START Passage provided

Sex-specific Trajectories of Insulin Resistance Markers and Reduced Renal Function During 18 Years of Follow-up: TLGS.

Abstract

The evidence suggest that insulin resistance (IR) complicates chronic kidney disease (CKD); however, the longitudinal association of IR with development of CKD is unknown. This work aimed to investigate the association between the dynamic course of insulin resistance and CKD. In the longitudinal, population-based Tehran Lipid and Glucose Study, 3071 eligible participants aged 20 years or older were followed for 18 years at 3-year intervals. Homeostatic model assessment of insulin resistance (HOMA-IR) and clinical surrogate markers of IR, including triglyceride-glucose index (TyG), visceral adiposity index (VAI), and lipid accumulation product (LAP), were calculated. Using latent variable mixture modeling, sex-specific trajectories were plotted for each IR marker. Trajectory group association of the IR markers with CKD was determined using the multivariable Cox proportional-hazards regression model. For HOMA-IR, 2 distinct trajectory patterns (stable and increasing), and for TyG, VAI, and LAP, 3 trajectories (low, moderate, and high) were identified. The participants with an increasing HOMA-IR trajectory had a significantly increased risk of CKD in men (hazard ratio [HR]: 1.72; 95% CI, 1.06-2.79) and women (HR: 1.37; 95% CI, 1.00-1.89) after adjusting for confounding variables. The high TyG and VAI trajectory classes were associated with a higher risk of CKD than the low TyG and VAI trajectory classes both in men (TyG: HR: 1.97; 95% CI, 1.12-3.46; VAI: HR:1.66; 95% CI, 1.06-2.62) and women (TyG: HR: 1.50; 95% CI, 1.06-2.12; VAI: HR:1.66; 95% CI, 1.20-2.31). In contrast, the high LAP (HR: 3.38; 95% CI, 2.08-5.48) trajectory was associated with incident CKD only in women. An increasing trend of HOMA-IR is associated with a higher risk of CKD in men and women. Among clinical IR surrogate markers, abnormal trajectory patterns of LAP in women and TyG and VAI in both sexes are associated with a higher risk of CKD.

END Passage provided
START Dataset excerpts

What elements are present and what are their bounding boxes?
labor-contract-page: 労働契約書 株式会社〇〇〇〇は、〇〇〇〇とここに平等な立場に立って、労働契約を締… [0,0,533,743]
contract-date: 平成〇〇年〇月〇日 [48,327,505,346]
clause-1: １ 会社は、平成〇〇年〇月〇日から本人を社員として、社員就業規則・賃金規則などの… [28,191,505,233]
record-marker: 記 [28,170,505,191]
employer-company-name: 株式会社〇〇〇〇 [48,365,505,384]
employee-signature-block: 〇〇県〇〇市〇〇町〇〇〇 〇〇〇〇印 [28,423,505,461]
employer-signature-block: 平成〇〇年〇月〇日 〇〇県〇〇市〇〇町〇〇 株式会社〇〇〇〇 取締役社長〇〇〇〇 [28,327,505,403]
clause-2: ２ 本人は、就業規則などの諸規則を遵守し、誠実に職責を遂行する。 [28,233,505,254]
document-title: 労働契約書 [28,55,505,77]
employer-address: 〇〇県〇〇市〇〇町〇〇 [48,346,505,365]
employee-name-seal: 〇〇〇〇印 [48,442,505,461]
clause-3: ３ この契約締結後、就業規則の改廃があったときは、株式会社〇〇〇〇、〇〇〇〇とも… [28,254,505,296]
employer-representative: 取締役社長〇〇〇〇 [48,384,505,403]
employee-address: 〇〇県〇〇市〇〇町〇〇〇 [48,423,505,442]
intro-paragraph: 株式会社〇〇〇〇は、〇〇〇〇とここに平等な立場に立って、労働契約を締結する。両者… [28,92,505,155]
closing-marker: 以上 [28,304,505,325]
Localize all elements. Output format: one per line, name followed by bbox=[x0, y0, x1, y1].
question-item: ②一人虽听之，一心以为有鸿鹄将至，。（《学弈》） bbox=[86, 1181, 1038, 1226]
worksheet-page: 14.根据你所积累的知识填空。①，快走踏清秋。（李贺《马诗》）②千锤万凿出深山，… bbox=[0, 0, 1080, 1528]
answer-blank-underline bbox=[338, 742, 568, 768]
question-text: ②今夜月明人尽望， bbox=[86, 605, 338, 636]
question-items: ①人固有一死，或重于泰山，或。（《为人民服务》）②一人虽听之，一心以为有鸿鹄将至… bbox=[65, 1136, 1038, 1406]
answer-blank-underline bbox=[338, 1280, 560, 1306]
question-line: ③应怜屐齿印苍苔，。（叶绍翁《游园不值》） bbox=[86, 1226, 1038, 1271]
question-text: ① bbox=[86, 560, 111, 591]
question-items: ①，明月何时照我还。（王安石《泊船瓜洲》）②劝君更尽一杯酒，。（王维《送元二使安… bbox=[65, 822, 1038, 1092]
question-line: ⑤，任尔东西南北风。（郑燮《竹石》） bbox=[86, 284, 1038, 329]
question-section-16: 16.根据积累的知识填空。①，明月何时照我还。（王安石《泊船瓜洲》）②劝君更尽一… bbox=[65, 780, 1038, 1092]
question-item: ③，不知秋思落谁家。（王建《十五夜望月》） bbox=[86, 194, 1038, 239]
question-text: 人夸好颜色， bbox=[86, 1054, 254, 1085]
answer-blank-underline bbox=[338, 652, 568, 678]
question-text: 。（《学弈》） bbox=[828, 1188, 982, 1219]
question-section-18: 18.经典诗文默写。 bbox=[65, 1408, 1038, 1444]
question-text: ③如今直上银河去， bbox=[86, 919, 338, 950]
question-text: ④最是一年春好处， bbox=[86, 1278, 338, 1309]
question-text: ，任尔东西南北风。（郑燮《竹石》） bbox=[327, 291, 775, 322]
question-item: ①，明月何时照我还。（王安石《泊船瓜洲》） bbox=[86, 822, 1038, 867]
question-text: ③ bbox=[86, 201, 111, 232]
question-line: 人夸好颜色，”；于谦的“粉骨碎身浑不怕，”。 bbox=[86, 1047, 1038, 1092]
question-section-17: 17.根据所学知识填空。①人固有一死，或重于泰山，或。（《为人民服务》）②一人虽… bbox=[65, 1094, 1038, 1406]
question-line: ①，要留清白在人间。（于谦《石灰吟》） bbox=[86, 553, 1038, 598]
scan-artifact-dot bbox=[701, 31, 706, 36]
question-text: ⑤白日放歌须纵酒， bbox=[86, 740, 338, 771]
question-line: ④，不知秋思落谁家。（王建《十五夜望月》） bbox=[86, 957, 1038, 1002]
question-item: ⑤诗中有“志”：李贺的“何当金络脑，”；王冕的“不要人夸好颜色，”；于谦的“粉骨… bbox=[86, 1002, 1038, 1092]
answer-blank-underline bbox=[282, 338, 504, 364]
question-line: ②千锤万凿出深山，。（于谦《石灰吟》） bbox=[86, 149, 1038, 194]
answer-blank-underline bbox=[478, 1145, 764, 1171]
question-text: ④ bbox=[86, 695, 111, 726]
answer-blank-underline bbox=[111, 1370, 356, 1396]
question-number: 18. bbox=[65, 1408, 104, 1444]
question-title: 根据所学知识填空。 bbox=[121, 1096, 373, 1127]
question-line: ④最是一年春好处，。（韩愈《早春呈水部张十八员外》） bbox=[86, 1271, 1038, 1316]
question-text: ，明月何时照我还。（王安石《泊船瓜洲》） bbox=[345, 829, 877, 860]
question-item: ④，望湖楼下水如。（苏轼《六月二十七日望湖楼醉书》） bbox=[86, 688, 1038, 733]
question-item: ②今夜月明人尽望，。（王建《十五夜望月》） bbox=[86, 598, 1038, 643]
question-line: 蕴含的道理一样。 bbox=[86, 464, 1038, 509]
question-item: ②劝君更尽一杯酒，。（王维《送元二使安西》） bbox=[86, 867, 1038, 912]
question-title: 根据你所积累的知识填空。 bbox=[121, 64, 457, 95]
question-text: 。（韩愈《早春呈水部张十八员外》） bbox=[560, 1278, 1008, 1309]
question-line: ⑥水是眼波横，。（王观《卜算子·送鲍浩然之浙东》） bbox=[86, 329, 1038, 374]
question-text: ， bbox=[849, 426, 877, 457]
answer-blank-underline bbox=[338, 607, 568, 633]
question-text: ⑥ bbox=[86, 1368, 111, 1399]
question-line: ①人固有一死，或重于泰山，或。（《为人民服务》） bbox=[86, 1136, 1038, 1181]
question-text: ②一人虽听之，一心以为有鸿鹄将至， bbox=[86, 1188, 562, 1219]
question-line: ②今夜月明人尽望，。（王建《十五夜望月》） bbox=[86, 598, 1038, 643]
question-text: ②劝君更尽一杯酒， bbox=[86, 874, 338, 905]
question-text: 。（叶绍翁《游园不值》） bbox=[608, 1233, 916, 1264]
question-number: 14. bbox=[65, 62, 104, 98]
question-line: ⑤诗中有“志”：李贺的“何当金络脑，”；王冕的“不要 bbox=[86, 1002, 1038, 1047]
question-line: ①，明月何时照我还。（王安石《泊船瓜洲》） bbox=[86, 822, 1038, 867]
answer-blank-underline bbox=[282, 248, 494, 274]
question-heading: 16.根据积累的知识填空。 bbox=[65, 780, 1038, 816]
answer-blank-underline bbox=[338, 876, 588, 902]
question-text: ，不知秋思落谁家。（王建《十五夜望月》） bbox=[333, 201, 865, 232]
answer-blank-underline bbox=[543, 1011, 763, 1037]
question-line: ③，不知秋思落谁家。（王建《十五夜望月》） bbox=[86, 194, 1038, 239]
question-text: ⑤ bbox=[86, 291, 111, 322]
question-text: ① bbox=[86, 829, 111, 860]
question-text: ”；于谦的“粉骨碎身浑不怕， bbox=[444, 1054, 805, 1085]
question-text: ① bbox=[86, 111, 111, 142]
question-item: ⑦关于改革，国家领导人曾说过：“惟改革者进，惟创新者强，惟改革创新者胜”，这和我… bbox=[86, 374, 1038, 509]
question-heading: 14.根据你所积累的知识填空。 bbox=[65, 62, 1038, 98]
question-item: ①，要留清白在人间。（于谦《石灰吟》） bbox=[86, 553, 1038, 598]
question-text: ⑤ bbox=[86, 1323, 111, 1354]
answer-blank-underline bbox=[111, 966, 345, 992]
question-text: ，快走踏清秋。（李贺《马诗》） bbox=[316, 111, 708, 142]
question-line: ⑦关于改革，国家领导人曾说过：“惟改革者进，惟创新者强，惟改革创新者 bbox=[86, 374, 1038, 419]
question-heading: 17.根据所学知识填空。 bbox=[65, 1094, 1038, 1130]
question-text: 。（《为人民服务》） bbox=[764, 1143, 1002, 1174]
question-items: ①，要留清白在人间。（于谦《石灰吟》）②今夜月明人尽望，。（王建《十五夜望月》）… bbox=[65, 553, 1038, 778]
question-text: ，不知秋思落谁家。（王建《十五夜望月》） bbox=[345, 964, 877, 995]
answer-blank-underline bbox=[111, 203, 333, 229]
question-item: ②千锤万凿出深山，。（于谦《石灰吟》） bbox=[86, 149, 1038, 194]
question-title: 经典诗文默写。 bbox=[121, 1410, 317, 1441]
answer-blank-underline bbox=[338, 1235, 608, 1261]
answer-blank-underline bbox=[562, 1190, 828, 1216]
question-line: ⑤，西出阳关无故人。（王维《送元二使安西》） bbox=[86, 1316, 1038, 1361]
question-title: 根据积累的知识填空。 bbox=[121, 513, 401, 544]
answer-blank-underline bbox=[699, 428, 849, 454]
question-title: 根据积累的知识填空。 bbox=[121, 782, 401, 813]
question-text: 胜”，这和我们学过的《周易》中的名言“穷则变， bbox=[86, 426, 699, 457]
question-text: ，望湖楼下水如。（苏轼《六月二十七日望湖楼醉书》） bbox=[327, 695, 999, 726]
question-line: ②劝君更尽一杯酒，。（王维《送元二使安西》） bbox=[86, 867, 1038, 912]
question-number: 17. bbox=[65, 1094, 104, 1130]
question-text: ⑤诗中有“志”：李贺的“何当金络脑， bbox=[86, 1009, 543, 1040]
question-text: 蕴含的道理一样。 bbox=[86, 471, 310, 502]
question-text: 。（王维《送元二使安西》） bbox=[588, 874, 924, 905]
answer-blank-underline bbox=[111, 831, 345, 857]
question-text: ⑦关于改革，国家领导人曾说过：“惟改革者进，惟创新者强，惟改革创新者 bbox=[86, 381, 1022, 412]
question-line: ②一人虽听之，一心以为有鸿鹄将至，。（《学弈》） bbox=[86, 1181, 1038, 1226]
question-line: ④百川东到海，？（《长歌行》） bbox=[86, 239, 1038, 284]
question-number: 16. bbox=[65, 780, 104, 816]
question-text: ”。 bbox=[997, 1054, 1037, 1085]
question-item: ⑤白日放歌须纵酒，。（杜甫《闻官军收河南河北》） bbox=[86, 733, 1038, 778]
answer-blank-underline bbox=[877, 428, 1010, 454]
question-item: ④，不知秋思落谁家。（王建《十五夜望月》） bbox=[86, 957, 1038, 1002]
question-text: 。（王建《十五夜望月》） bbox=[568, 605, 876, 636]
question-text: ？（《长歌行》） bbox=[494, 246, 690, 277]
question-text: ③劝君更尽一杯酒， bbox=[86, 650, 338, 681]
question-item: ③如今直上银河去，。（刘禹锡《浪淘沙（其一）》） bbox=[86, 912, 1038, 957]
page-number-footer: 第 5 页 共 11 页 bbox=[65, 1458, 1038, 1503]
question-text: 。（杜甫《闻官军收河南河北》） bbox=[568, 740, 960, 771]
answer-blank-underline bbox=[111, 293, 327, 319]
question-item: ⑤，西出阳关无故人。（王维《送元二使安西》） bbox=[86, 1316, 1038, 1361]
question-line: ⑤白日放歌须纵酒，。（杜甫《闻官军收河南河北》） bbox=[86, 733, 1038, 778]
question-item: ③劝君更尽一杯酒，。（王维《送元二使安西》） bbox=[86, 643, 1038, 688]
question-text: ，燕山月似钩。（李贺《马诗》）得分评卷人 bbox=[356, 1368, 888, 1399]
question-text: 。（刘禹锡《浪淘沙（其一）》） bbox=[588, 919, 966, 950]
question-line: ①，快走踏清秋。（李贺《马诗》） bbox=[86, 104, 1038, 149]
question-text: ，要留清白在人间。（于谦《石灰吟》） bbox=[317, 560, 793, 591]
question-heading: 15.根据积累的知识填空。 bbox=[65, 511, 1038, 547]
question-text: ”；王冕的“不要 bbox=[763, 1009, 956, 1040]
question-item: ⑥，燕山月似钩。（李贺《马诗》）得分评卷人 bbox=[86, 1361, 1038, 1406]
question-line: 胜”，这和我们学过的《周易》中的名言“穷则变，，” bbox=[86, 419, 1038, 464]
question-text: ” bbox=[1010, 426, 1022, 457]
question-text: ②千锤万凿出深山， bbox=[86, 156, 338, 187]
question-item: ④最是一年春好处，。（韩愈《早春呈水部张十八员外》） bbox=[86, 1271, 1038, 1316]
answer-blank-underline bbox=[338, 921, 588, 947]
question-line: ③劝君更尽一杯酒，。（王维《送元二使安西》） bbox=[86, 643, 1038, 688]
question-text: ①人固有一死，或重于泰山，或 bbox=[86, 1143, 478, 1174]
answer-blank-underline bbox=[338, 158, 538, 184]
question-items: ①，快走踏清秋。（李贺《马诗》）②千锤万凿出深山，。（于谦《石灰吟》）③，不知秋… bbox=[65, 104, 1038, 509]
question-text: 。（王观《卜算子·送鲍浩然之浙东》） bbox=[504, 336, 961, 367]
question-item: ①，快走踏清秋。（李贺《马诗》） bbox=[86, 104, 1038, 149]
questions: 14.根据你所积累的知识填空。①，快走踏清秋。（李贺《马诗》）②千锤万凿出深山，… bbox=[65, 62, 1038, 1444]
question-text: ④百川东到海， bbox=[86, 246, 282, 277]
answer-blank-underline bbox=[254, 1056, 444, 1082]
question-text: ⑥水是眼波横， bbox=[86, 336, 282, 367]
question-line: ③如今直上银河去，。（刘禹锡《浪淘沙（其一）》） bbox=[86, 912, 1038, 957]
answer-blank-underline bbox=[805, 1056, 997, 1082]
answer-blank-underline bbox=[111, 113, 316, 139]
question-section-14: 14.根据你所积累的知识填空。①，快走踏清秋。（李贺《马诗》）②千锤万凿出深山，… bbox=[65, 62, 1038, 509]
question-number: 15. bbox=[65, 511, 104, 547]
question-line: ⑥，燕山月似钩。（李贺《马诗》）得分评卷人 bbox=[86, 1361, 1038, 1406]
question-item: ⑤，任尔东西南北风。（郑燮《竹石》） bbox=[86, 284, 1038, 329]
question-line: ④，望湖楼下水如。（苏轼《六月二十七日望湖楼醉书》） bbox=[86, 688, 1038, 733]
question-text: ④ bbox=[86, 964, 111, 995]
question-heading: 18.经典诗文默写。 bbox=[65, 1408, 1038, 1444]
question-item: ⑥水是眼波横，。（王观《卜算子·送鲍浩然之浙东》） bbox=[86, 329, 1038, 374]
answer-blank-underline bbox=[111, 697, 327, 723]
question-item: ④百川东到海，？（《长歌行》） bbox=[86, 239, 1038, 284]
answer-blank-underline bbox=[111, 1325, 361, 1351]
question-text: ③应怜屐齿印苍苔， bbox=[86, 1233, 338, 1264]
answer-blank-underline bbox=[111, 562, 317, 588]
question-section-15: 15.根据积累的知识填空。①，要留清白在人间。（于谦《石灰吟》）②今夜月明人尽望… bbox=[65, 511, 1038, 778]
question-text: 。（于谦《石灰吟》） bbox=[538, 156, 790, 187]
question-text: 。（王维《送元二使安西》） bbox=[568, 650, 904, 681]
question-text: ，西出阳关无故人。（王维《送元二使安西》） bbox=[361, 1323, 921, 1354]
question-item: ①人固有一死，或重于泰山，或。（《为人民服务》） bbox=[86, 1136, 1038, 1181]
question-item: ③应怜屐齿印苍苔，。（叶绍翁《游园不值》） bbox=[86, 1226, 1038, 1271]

END Dataset excerpts

Tasks and exercises ▸
1. In the insulin resistance abstract, which two trajectory patterns were identified for HOMA-IR?
2. Based on the insulin resistance abstract, say whether each statement agrees with it: (a) Participants were followed for 18 years. (b) The high LAP trajectory was linked to incident CKD in both men and women. (c) Three trajectories were identified for TyG.

Responses to the exercise ▸
1. Stable and increasing.

2.
(a) Yes: "were followed for 18 years at 3-year intervals"
(b) No: "the high LAP (HR: 3.38; 95% CI, 2.08-5.48) trajectory was associated with incident CKD only in women"
(c) Yes: "for TyG, VAI, and LAP, 3 trajectories (low, moderate, and high) were identified"